### What to produce
Locate the string "JSON" in the records below. Copy every line where it occurs.

Stored records:
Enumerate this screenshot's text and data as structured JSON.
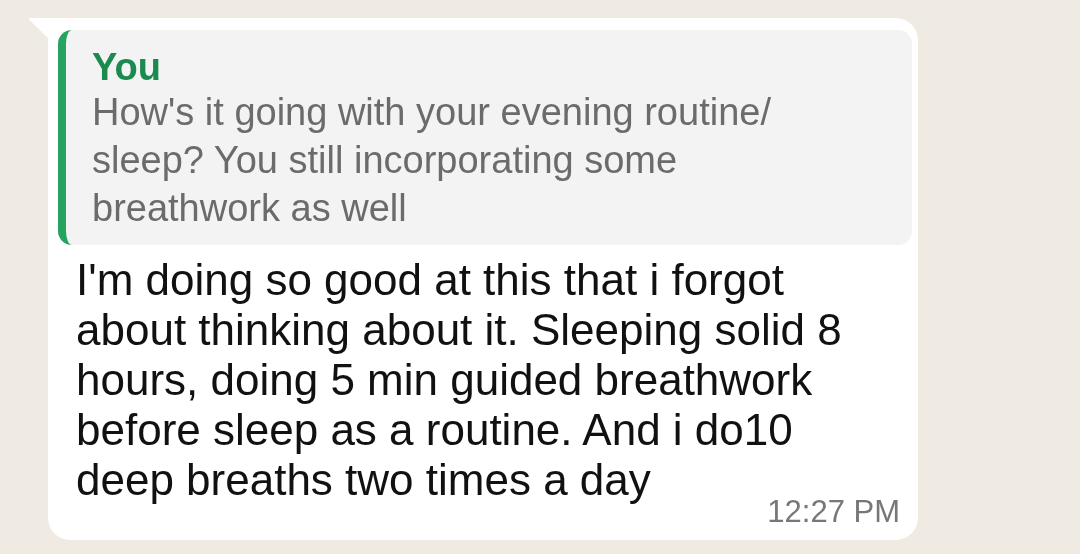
{
  "message": {
    "quote": {
      "author": "You",
      "text": "How's it going with your evening routine/ sleep? You still incorporating some breathwork as well"
    },
    "text": "I'm doing so good at this that i forgot about thinking about it. Sleeping solid 8 hours, doing 5 min guided breathwork before sleep as a routine. And i do10 deep breaths two times a day",
    "time": "12:27 PM"
  }
}
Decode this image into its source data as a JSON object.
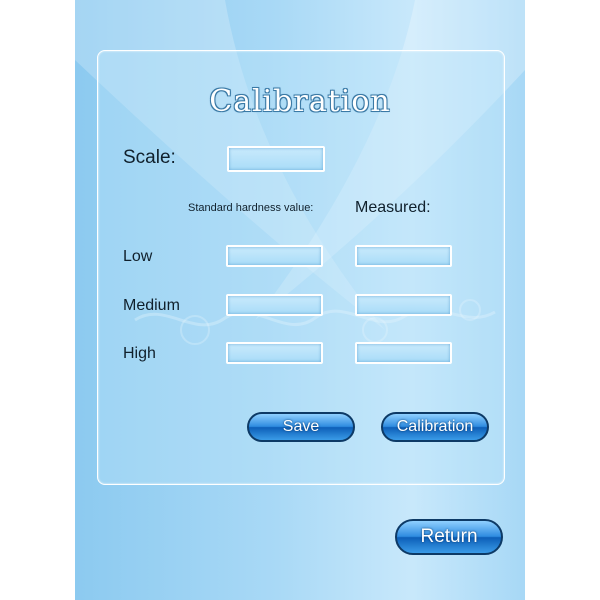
{
  "title": "Calibration",
  "scale": {
    "label": "Scale:",
    "value": ""
  },
  "headers": {
    "standard": "Standard hardness value:",
    "measured": "Measured:"
  },
  "rows": [
    {
      "label": "Low",
      "standard_value": "",
      "measured_value": ""
    },
    {
      "label": "Medium",
      "standard_value": "",
      "measured_value": ""
    },
    {
      "label": "High",
      "standard_value": "",
      "measured_value": ""
    }
  ],
  "buttons": {
    "save": "Save",
    "calibration": "Calibration",
    "return": "Return"
  },
  "colors": {
    "background": "#a9d9f6",
    "button": "#1f7fd6",
    "title": "#ffffff"
  }
}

### Task response
Enumerate this screenshot's text and data as structured JSON.
Decode this image into its source data as a JSON object.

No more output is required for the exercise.